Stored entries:
--------------------------------------------------

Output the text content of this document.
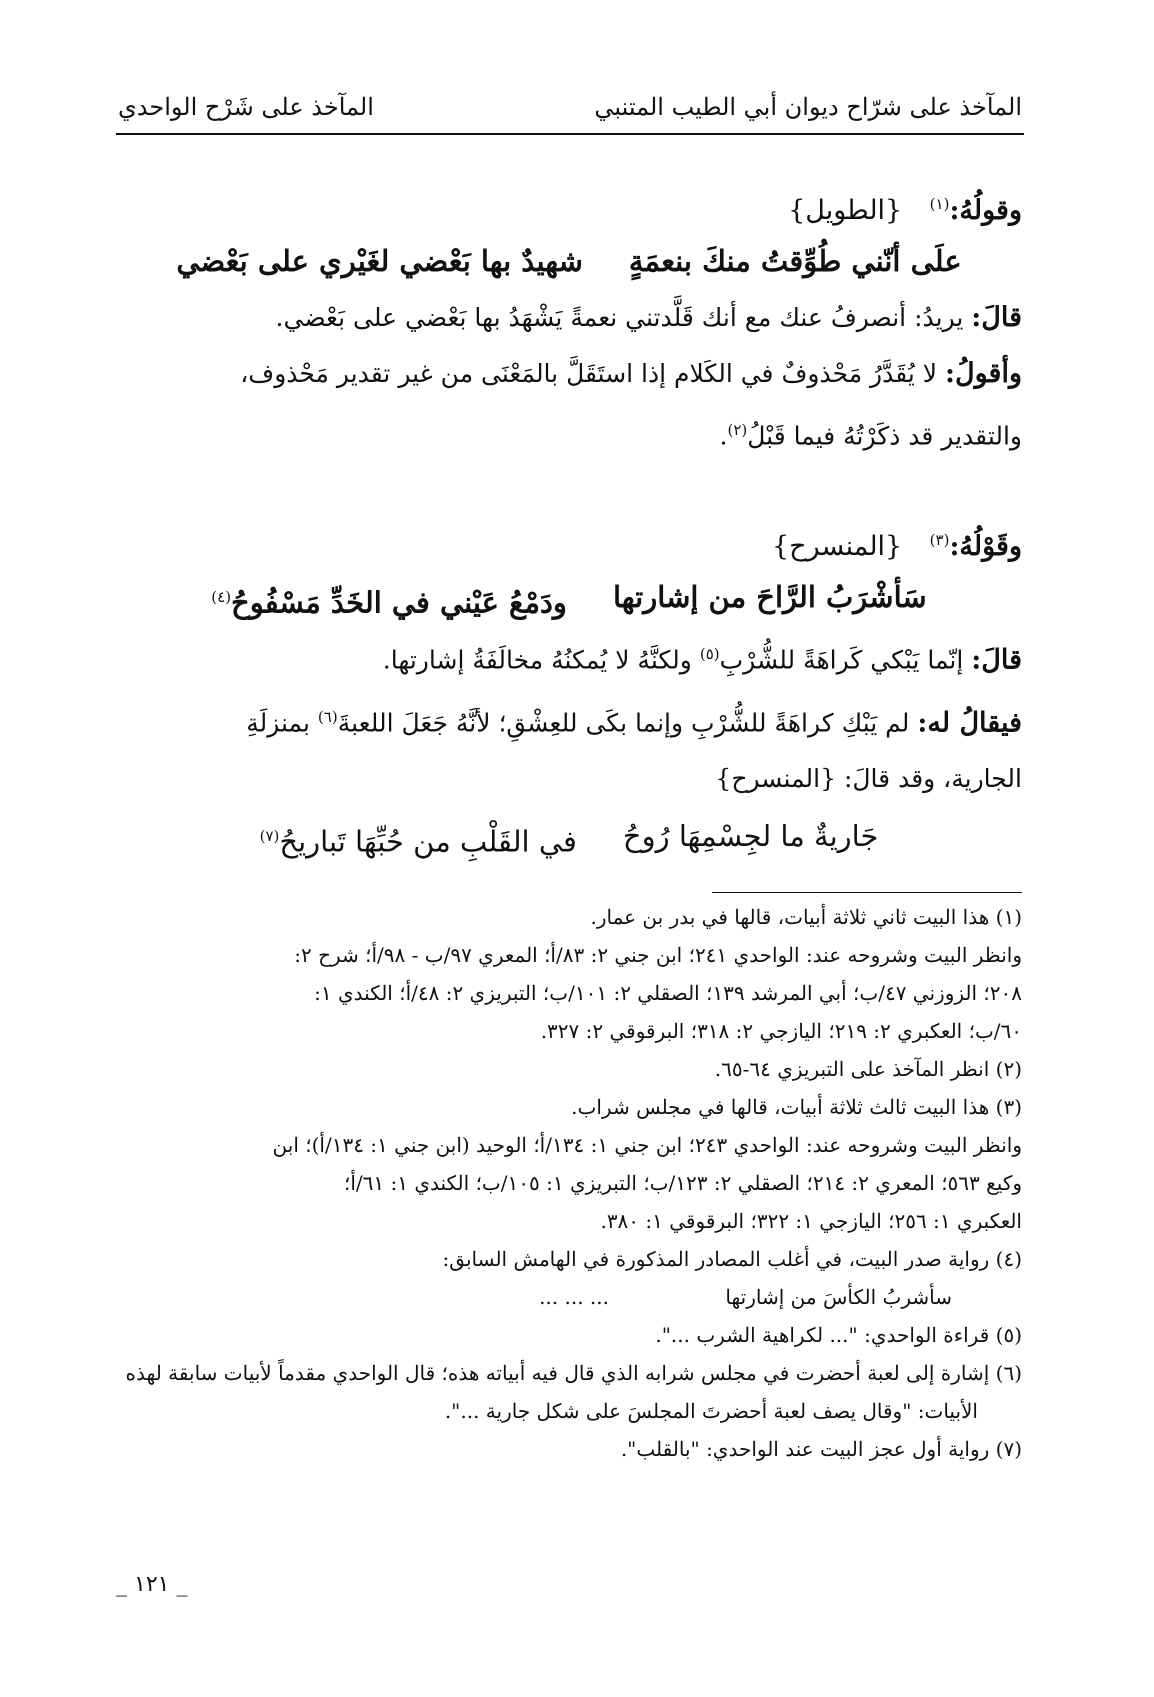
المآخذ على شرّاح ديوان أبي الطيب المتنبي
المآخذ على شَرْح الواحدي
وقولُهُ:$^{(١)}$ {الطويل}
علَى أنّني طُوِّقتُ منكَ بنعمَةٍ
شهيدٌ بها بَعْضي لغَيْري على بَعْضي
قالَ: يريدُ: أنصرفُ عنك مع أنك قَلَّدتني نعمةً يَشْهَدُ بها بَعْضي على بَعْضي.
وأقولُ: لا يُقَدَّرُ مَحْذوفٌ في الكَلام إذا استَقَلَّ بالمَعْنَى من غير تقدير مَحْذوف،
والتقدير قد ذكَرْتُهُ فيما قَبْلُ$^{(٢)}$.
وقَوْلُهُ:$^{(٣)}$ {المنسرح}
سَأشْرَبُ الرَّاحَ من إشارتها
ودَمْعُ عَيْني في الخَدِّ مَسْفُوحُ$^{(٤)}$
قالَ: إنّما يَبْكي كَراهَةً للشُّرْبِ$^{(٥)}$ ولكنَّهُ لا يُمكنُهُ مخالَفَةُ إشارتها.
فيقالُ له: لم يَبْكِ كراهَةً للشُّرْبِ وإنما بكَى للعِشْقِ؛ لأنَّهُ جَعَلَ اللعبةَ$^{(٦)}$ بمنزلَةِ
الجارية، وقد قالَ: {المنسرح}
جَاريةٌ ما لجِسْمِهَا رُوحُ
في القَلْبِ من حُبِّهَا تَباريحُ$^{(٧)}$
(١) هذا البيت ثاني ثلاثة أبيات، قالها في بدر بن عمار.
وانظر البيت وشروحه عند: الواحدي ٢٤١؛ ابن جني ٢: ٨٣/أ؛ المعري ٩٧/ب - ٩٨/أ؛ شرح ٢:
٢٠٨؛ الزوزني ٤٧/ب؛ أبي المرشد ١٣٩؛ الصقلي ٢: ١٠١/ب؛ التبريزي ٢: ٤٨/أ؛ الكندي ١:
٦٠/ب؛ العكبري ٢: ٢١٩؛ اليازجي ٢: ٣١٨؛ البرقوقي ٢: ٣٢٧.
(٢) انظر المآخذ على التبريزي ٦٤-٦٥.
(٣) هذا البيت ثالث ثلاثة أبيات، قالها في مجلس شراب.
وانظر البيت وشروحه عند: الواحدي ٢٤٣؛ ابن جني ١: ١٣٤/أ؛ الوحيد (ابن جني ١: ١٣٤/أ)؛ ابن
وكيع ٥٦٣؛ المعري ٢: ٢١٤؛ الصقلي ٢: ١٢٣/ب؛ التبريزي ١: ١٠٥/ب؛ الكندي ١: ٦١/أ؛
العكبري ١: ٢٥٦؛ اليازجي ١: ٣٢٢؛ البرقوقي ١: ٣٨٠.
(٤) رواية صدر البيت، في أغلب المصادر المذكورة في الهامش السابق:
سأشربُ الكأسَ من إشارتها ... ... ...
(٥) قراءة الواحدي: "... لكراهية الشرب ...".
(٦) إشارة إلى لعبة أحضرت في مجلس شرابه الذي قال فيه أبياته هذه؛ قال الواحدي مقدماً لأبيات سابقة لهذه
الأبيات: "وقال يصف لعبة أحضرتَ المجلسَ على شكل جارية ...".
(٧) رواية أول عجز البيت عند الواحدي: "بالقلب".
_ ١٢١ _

--------------------------------------------------

WHAT THE EXERCISE ASKS: Transcribe all the lines above exactly, apart from the pictures.

EXPECTED OUTPUT:
Output the text content of this document.
المآخذ على شرّاح ديوان أبي الطيب المتنبي
المآخذ على شَرْح الواحدي
وقولُهُ:$^{(١)}$ {الطويل}
علَى أنّني طُوِّقتُ منكَ بنعمَةٍ
شهيدٌ بها بَعْضي لغَيْري على بَعْضي
قالَ: يريدُ: أنصرفُ عنك مع أنك قَلَّدتني نعمةً يَشْهَدُ بها بَعْضي على بَعْضي.
وأقولُ: لا يُقَدَّرُ مَحْذوفٌ في الكَلام إذا استَقَلَّ بالمَعْنَى من غير تقدير مَحْذوف،
والتقدير قد ذكَرْتُهُ فيما قَبْلُ$^{(٢)}$.
وقَوْلُهُ:$^{(٣)}$ {المنسرح}
سَأشْرَبُ الرَّاحَ من إشارتها
ودَمْعُ عَيْني في الخَدِّ مَسْفُوحُ$^{(٤)}$
قالَ: إنّما يَبْكي كَراهَةً للشُّرْبِ$^{(٥)}$ ولكنَّهُ لا يُمكنُهُ مخالَفَةُ إشارتها.
فيقالُ له: لم يَبْكِ كراهَةً للشُّرْبِ وإنما بكَى للعِشْقِ؛ لأنَّهُ جَعَلَ اللعبةَ$^{(٦)}$ بمنزلَةِ
الجارية، وقد قالَ: {المنسرح}
جَاريةٌ ما لجِسْمِهَا رُوحُ
في القَلْبِ من حُبِّهَا تَباريحُ$^{(٧)}$
(١) هذا البيت ثاني ثلاثة أبيات، قالها في بدر بن عمار.
وانظر البيت وشروحه عند: الواحدي ٢٤١؛ ابن جني ٢: ٨٣/أ؛ المعري ٩٧/ب - ٩٨/أ؛ شرح ٢:
٢٠٨؛ الزوزني ٤٧/ب؛ أبي المرشد ١٣٩؛ الصقلي ٢: ١٠١/ب؛ التبريزي ٢: ٤٨/أ؛ الكندي ١:
٦٠/ب؛ العكبري ٢: ٢١٩؛ اليازجي ٢: ٣١٨؛ البرقوقي ٢: ٣٢٧.
(٢) انظر المآخذ على التبريزي ٦٤-٦٥.
(٣) هذا البيت ثالث ثلاثة أبيات، قالها في مجلس شراب.
وانظر البيت وشروحه عند: الواحدي ٢٤٣؛ ابن جني ١: ١٣٤/أ؛ الوحيد (ابن جني ١: ١٣٤/أ)؛ ابن
وكيع ٥٦٣؛ المعري ٢: ٢١٤؛ الصقلي ٢: ١٢٣/ب؛ التبريزي ١: ١٠٥/ب؛ الكندي ١: ٦١/أ؛
العكبري ١: ٢٥٦؛ اليازجي ١: ٣٢٢؛ البرقوقي ١: ٣٨٠.
(٤) رواية صدر البيت، في أغلب المصادر المذكورة في الهامش السابق:
سأشربُ الكأسَ من إشارتها ... ... ...
(٥) قراءة الواحدي: "... لكراهية الشرب ...".
(٦) إشارة إلى لعبة أحضرت في مجلس شرابه الذي قال فيه أبياته هذه؛ قال الواحدي مقدماً لأبيات سابقة لهذه
الأبيات: "وقال يصف لعبة أحضرتَ المجلسَ على شكل جارية ...".
(٧) رواية أول عجز البيت عند الواحدي: "بالقلب".
_ ١٢١ _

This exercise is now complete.